> _PROBLEM DETAILS_:
Write out the entries verbatim and leave the images out of the copy.

Stored data:
______________________________

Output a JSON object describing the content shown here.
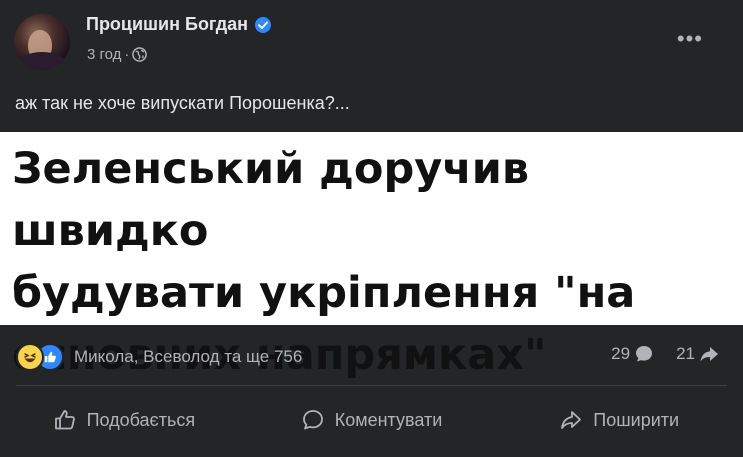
{
  "post": {
    "author": "Процишин Богдан",
    "time": "3 год",
    "separator": "·",
    "more_label": "•••",
    "caption": "аж так не хоче випускати Порошенка?...",
    "headline_lines": [
      "Зеленський доручив швидко",
      "будувати укріплення \"на",
      "основних напрямках\""
    ],
    "reactions_text": "Микола, Всеволод та ще 756",
    "comments_count": "29",
    "shares_count": "21",
    "actions": {
      "like": "Подобається",
      "comment": "Коментувати",
      "share": "Поширити"
    }
  },
  "colors": {
    "background": "#242526",
    "primary_text": "#e4e6eb",
    "secondary_text": "#b0b3b8",
    "verified_blue": "#2d88ff",
    "headline_bg": "#ffffff"
  },
  "icons": [
    "verified-badge-icon",
    "globe-icon",
    "more-options-icon",
    "haha-reaction-icon",
    "like-reaction-icon",
    "comment-icon",
    "share-icon",
    "thumbs-up-icon"
  ]
}
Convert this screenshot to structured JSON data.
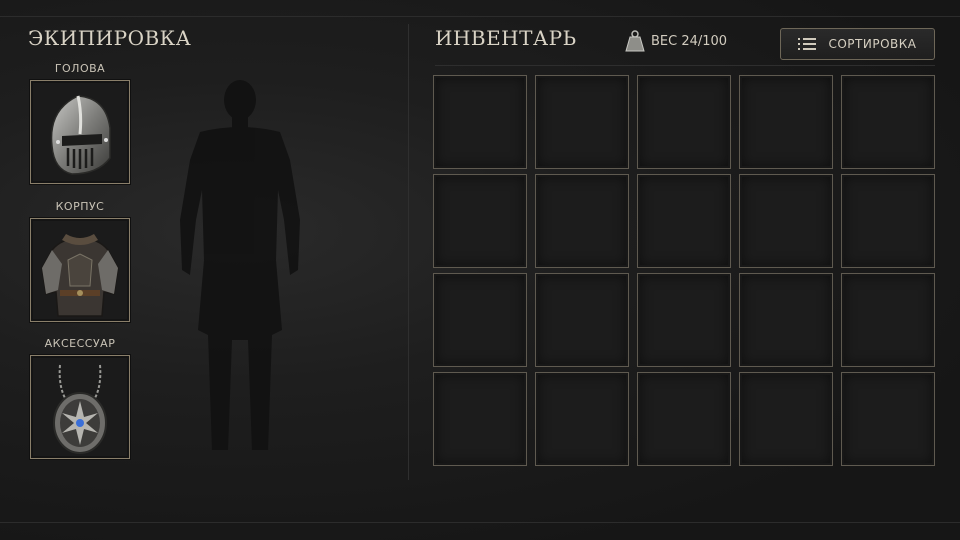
{
  "equipment": {
    "title": "ЭКИПИРОВКА",
    "slots": [
      {
        "label": "ГОЛОВА",
        "item_icon": "helmet-icon"
      },
      {
        "label": "КОРПУС",
        "item_icon": "armor-icon"
      },
      {
        "label": "АКСЕССУАР",
        "item_icon": "amulet-icon"
      }
    ]
  },
  "inventory": {
    "title": "ИНВЕНТАРЬ",
    "weight_label": "ВЕС 24/100",
    "weight_icon": "weight-icon",
    "sort_label": "СОРТИРОВКА",
    "sort_icon": "list-icon",
    "rows": 4,
    "columns": 5,
    "occupied_cells": 0
  },
  "colors": {
    "background": "#1a1a1a",
    "slot_border": "#8a7f6a",
    "cell_border": "#5f5a50",
    "text": "#d8d2c4"
  }
}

______________________________

> _FINAL RESULT_:
Output a JSON object describing the content shown here.
{
  "post": {
    "author": "Процишин Богдан",
    "time": "3 год",
    "separator": "·",
    "more_label": "•••",
    "caption": "аж так не хоче випускати Порошенка?...",
    "headline_lines": [
      "Зеленський доручив швидко",
      "будувати укріплення \"на",
      "основних напрямках\""
    ],
    "reactions_text": "Микола, Всеволод та ще 756",
    "comments_count": "29",
    "shares_count": "21",
    "actions": {
      "like": "Подобається",
      "comment": "Коментувати",
      "share": "Поширити"
    }
  },
  "colors": {
    "background": "#242526",
    "primary_text": "#e4e6eb",
    "secondary_text": "#b0b3b8",
    "verified_blue": "#2d88ff",
    "headline_bg": "#ffffff"
  },
  "icons": [
    "verified-badge-icon",
    "globe-icon",
    "more-options-icon",
    "haha-reaction-icon",
    "like-reaction-icon",
    "comment-icon",
    "share-icon",
    "thumbs-up-icon"
  ]
}
Convert this screenshot to structured JSON data.
{
  "equipment": {
    "title": "ЭКИПИРОВКА",
    "slots": [
      {
        "label": "ГОЛОВА",
        "item_icon": "helmet-icon"
      },
      {
        "label": "КОРПУС",
        "item_icon": "armor-icon"
      },
      {
        "label": "АКСЕССУАР",
        "item_icon": "amulet-icon"
      }
    ]
  },
  "inventory": {
    "title": "ИНВЕНТАРЬ",
    "weight_label": "ВЕС 24/100",
    "weight_icon": "weight-icon",
    "sort_label": "СОРТИРОВКА",
    "sort_icon": "list-icon",
    "rows": 4,
    "columns": 5,
    "occupied_cells": 0
  },
  "colors": {
    "background": "#1a1a1a",
    "slot_border": "#8a7f6a",
    "cell_border": "#5f5a50",
    "text": "#d8d2c4"
  }
}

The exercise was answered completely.